Material provided:

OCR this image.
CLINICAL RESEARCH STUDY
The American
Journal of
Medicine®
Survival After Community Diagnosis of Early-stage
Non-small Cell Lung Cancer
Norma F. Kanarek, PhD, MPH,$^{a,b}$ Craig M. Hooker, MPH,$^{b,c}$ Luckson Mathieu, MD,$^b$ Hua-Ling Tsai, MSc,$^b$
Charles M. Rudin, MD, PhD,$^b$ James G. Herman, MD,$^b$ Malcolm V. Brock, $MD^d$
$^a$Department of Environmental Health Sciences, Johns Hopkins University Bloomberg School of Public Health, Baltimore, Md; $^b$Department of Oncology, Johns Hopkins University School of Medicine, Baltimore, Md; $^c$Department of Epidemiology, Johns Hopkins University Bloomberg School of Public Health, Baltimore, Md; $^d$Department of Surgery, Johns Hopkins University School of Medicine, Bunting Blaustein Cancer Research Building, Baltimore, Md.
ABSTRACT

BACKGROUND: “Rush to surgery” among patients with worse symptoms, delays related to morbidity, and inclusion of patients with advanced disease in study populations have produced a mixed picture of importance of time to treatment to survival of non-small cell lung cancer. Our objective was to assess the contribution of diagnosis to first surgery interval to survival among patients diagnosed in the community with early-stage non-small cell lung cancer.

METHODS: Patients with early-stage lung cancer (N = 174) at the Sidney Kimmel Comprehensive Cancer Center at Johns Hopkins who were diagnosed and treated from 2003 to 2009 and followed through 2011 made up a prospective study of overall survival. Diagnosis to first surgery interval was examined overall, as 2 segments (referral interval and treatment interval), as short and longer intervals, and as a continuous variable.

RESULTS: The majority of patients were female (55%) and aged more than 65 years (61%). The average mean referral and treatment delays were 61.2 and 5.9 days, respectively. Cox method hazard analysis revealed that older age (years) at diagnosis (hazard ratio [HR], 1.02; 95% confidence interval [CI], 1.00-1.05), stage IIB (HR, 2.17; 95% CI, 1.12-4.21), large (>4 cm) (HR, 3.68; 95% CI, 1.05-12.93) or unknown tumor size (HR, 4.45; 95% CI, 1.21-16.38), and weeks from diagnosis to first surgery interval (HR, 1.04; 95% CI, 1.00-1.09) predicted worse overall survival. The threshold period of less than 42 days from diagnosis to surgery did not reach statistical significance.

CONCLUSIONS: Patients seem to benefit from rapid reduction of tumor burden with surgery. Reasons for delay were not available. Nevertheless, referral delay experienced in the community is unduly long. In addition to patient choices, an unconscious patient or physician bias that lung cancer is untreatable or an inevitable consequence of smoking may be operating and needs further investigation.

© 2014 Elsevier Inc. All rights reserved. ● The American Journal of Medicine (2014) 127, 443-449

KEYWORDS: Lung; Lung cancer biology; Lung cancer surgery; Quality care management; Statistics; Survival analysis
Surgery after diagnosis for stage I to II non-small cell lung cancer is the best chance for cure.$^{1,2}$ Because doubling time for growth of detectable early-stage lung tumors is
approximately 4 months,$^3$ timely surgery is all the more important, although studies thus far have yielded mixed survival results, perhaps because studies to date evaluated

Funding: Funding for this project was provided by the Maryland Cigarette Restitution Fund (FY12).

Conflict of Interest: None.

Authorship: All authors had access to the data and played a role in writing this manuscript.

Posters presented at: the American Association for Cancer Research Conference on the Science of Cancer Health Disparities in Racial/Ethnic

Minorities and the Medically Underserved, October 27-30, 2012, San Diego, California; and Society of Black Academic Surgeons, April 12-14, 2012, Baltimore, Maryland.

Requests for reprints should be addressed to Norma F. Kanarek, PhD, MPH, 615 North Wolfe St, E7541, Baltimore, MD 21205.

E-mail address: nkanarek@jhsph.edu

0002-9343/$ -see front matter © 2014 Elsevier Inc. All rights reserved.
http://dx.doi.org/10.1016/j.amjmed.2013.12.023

---

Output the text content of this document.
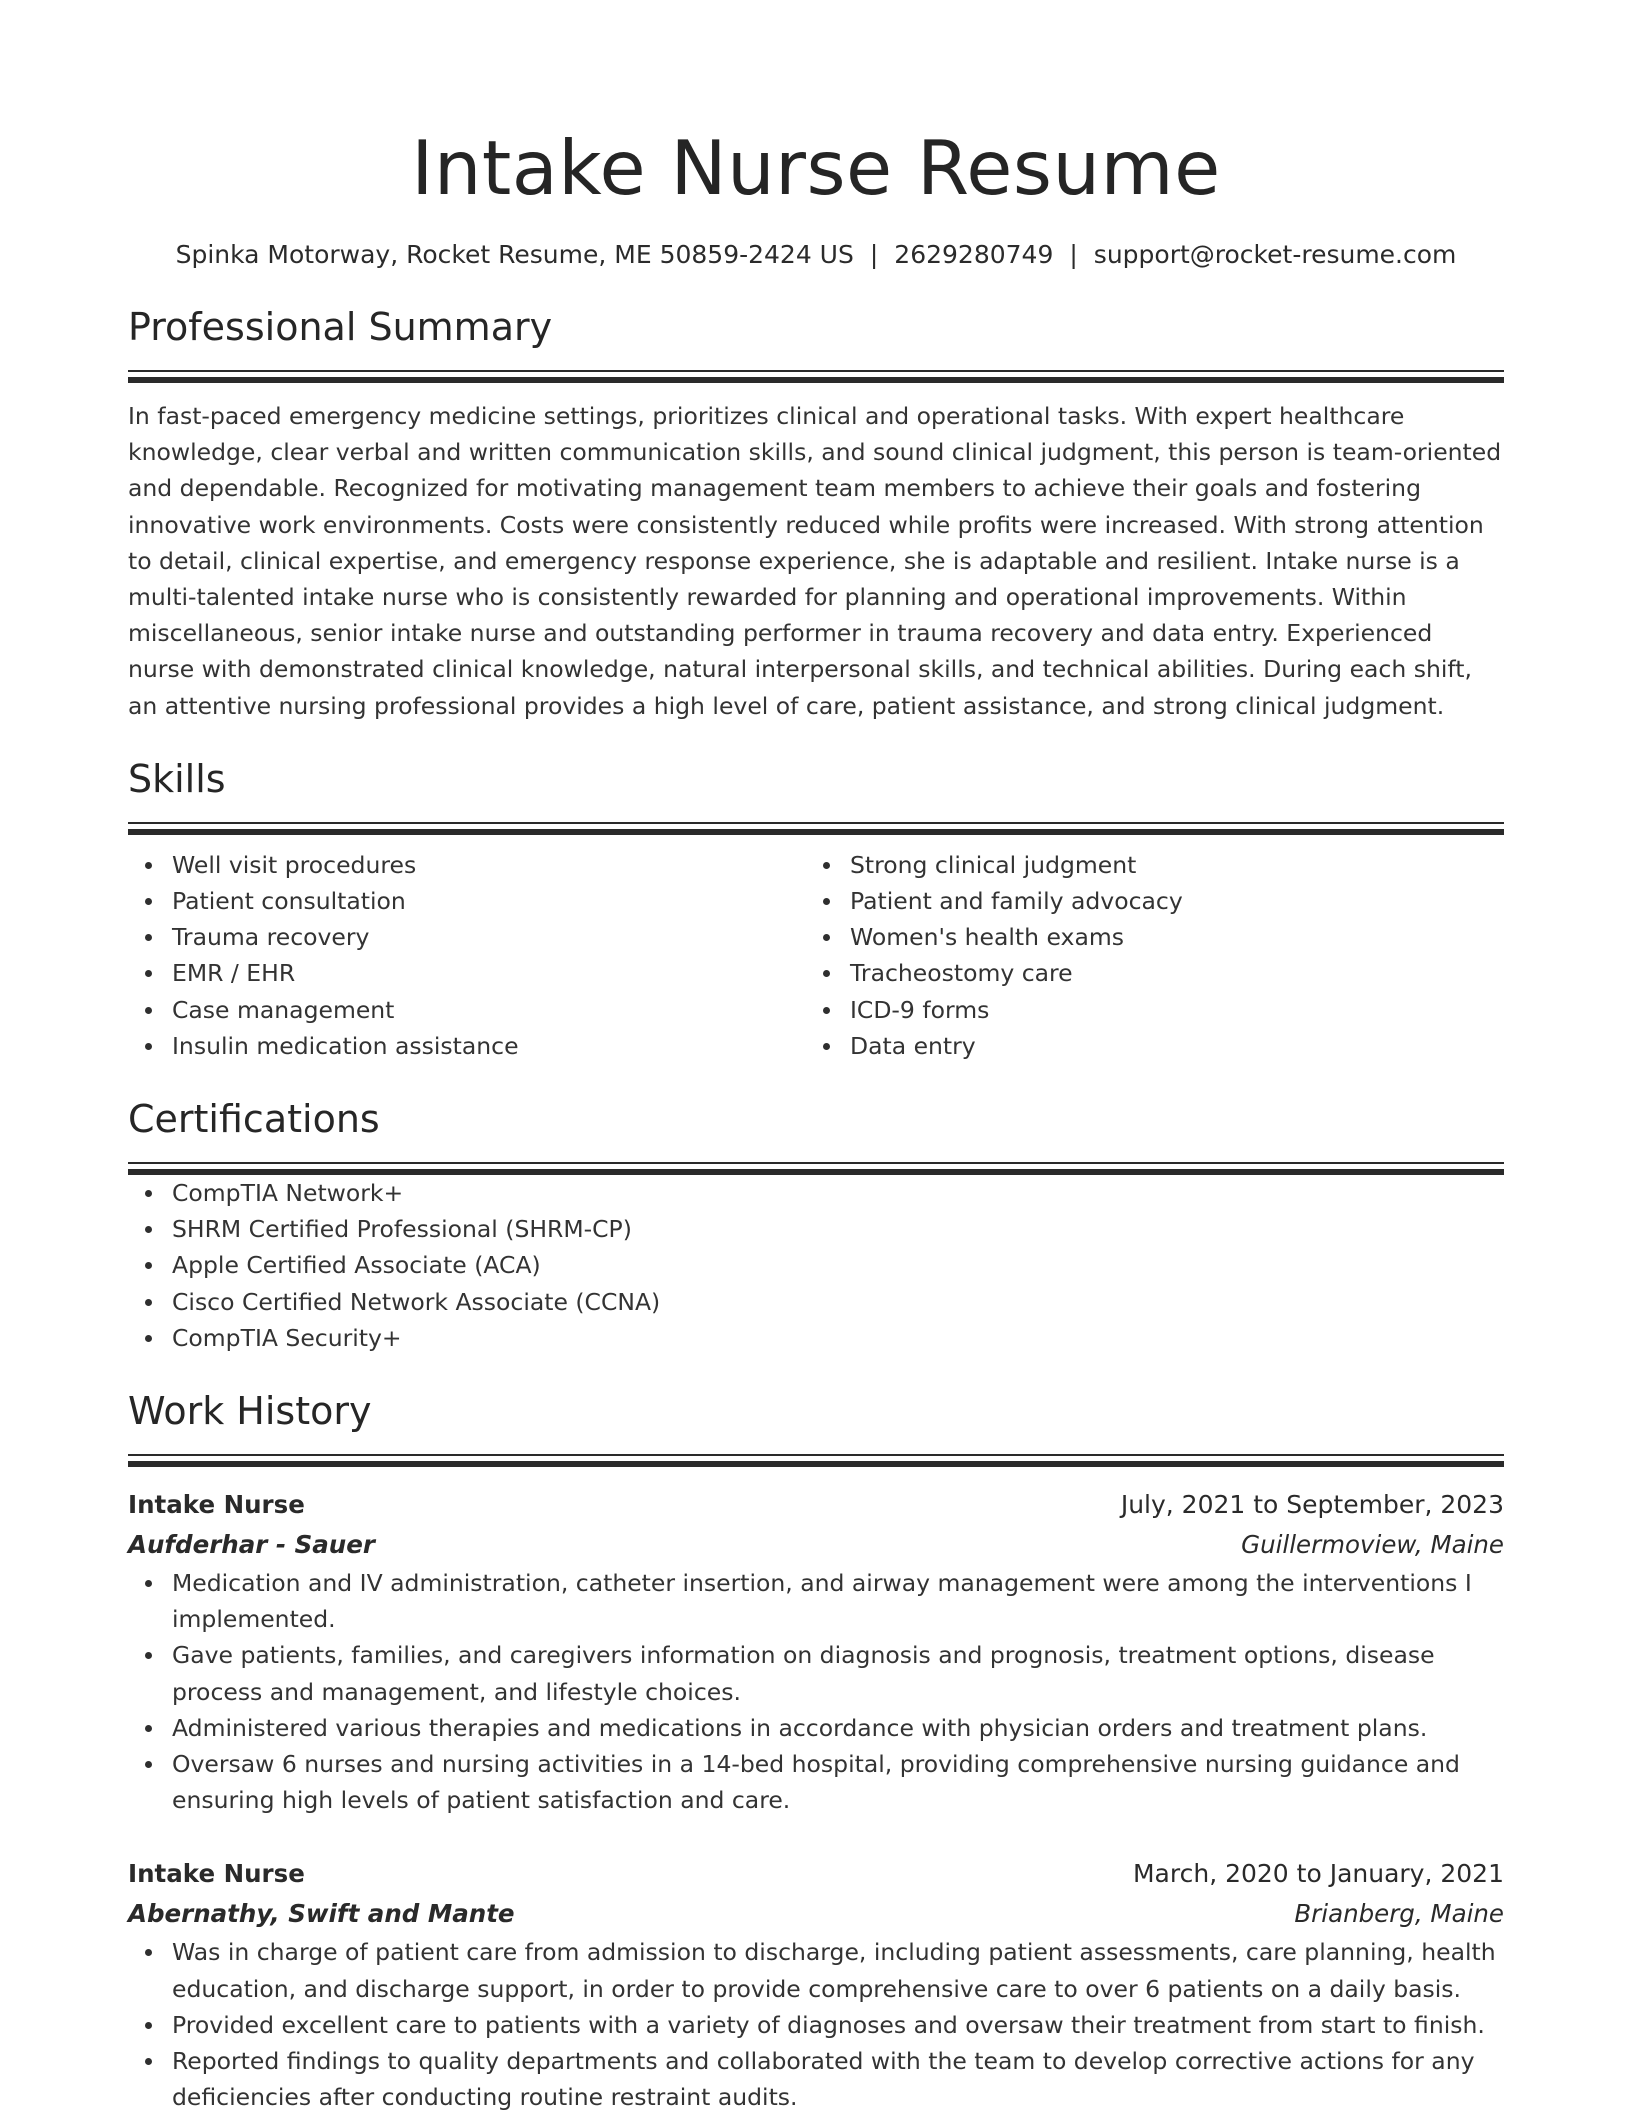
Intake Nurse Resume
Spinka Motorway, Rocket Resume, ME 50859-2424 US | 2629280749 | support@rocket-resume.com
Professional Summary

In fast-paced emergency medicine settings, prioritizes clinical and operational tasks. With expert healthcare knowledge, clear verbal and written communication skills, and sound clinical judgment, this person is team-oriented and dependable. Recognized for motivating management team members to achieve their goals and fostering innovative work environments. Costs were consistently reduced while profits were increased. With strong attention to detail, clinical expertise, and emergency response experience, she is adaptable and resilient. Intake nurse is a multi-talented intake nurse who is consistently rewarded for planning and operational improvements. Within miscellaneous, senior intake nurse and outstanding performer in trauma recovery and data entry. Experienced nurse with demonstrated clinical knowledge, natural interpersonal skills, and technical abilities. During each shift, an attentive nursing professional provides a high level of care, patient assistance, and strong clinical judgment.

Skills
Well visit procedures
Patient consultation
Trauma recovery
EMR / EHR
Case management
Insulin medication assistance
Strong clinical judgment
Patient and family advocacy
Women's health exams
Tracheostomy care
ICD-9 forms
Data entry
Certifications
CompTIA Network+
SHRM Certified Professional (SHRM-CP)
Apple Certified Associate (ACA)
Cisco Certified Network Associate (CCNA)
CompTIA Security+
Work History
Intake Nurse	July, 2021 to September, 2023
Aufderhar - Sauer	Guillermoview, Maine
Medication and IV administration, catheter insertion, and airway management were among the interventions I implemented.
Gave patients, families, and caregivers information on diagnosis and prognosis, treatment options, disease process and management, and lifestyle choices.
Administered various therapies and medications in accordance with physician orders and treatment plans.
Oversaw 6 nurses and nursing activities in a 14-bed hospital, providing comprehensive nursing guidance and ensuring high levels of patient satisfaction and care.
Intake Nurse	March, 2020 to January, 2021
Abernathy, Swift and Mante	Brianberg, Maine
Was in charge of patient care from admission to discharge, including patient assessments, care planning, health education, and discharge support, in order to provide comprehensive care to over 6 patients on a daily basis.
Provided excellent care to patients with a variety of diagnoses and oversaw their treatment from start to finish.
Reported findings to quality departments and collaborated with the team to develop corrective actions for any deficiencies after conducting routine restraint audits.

Required work: Look through the listing and extract every line with "support" in it.

Answer area:
Spinka Motorway, Rocket Resume, ME 50859-2424 US | 2629280749 | support@rocket-resume.com
Was in charge of patient care from admission to discharge, including patient assessments, care planning, health education, and discharge support, in order to provide comprehensive care to over 6 patients on a daily basis.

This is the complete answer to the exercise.